[Dataset entries]
■ ■ ■ ■ ■ ■ ■

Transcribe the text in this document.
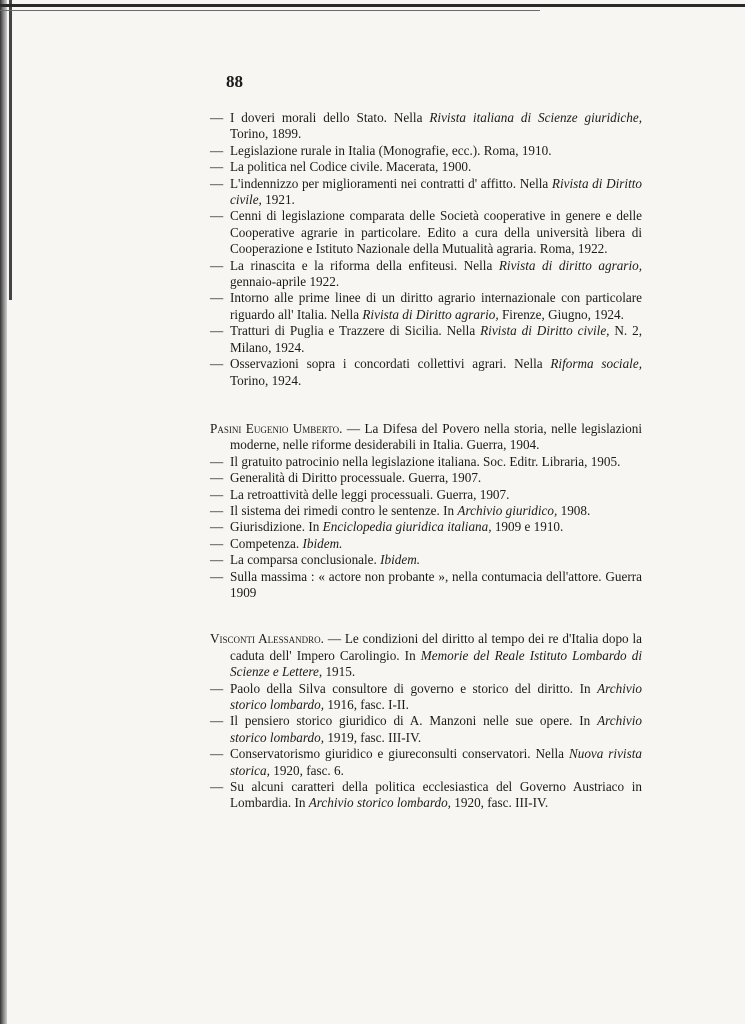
88

— I doveri morali dello Stato. Nella Rivista italiana di Scienze giuridiche, Torino, 1899.

— Legislazione rurale in Italia (Monografie, ecc.). Roma, 1910.

— La politica nel Codice civile. Macerata, 1900.

— L'indennizzo per miglioramenti nei contratti d' affitto. Nella Rivista di Diritto civile, 1921.

— Cenni di legislazione comparata delle Società cooperative in genere e delle Cooperative agrarie in particolare. Edito a cura della università libera di Cooperazione e Istituto Nazionale della Mutualità agraria. Roma, 1922.

— La rinascita e la riforma della enfiteusi. Nella Rivista di diritto agrario, gennaio-aprile 1922.

— Intorno alle prime linee di un diritto agrario internazionale con particolare riguardo all' Italia. Nella Rivista di Diritto agrario, Firenze, Giugno, 1924.

— Tratturi di Puglia e Trazzere di Sicilia. Nella Rivista di Diritto civile, N. 2, Milano, 1924.

— Osservazioni sopra i concordati collettivi agrari. Nella Riforma sociale, Torino, 1924.

Pasini Eugenio Umberto. — La Difesa del Povero nella storia, nelle legislazioni moderne, nelle riforme desiderabili in Italia. Guerra, 1904.

— Il gratuito patrocinio nella legislazione italiana. Soc. Editr. Libraria, 1905.

— Generalità di Diritto processuale. Guerra, 1907.

— La retroattività delle leggi processuali. Guerra, 1907.

— Il sistema dei rimedi contro le sentenze. In Archivio giuridico, 1908.

— Giurisdizione. In Enciclopedia giuridica italiana, 1909 e 1910.

— Competenza. Ibidem.

— La comparsa conclusionale. Ibidem.

— Sulla massima : « actore non probante », nella contumacia dell'attore. Guerra 1909

Visconti Alessandro. — Le condizioni del diritto al tempo dei re d'Italia dopo la caduta dell' Impero Carolingio. In Memorie del Reale Istituto Lombardo di Scienze e Lettere, 1915.

— Paolo della Silva consultore di governo e storico del diritto. In Archivio storico lombardo, 1916, fasc. I-II.

— Il pensiero storico giuridico di A. Manzoni nelle sue opere. In Archivio storico lombardo, 1919, fasc. III-IV.

— Conservatorismo giuridico e giureconsulti conservatori. Nella Nuova rivista storica, 1920, fasc. 6.

— Su alcuni caratteri della politica ecclesiastica del Governo Austriaco in Lombardia. In Archivio storico lombardo, 1920, fasc. III-IV.
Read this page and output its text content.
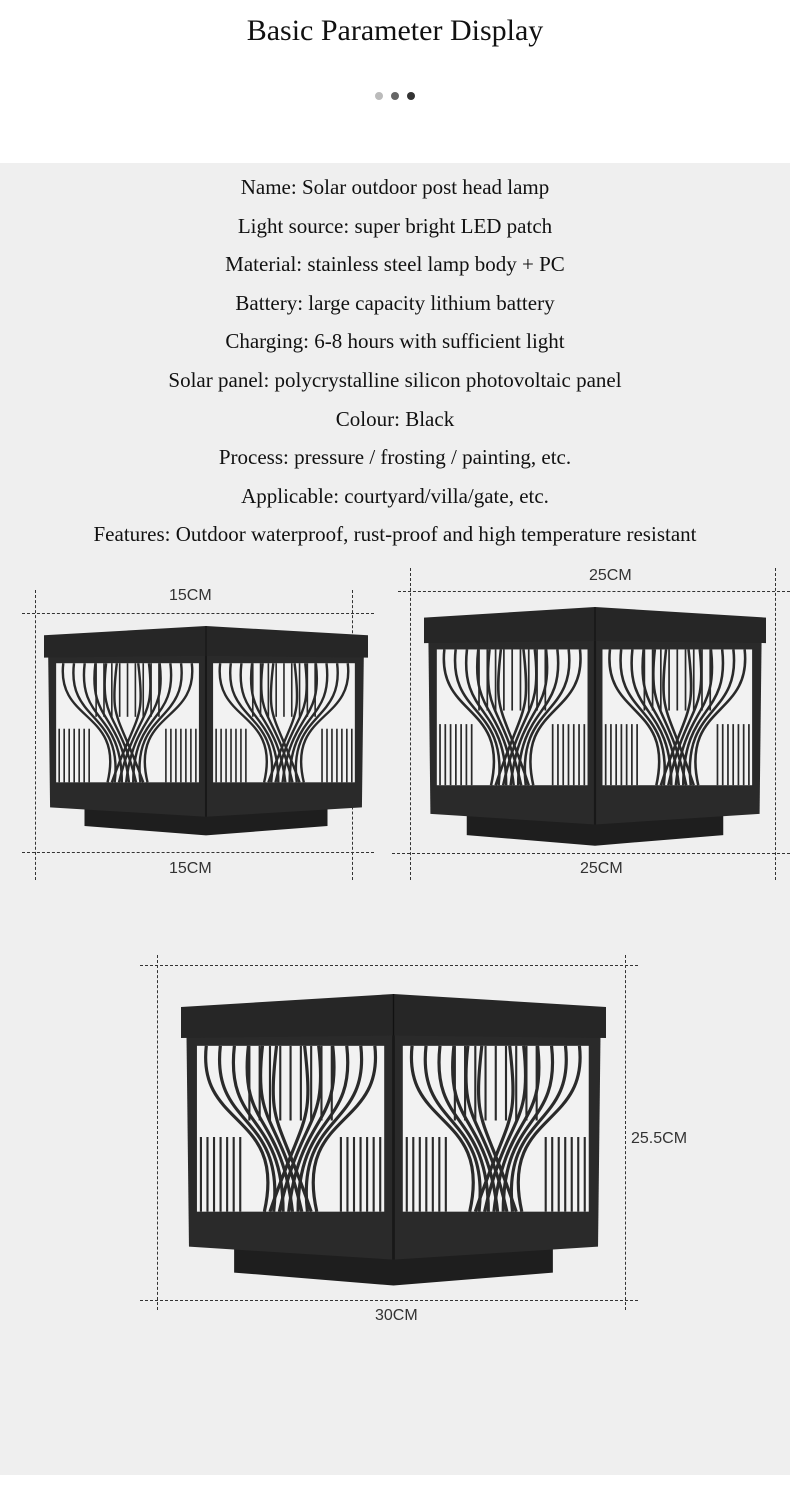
Basic Parameter Display
Name: Solar outdoor post head lamp
Light source: super bright LED patch
Material: stainless steel lamp body + PC
Battery: large capacity lithium battery
Charging: 6-8 hours with sufficient light
Solar panel: polycrystalline silicon photovoltaic panel
Colour: Black
Process: pressure / frosting / painting, etc.
Applicable: courtyard/villa/gate, etc.
Features: Outdoor waterproof, rust-proof and high temperature resistant
15CM
15CM
25CM
25CM
25.5CM
30CM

■ ■ ■ ■ ■ ■ ■

▶ **What you need to do**: Pick out the lines above that hold the string "politica" and show them.

▶ **Answer in full**:
— La politica nel Codice civile. Macerata, 1900.
— Su alcuni caratteri della politica ecclesiastica del Governo Austriaco in Lombardia. In Archivio storico lombardo, 1920, fasc. III-IV.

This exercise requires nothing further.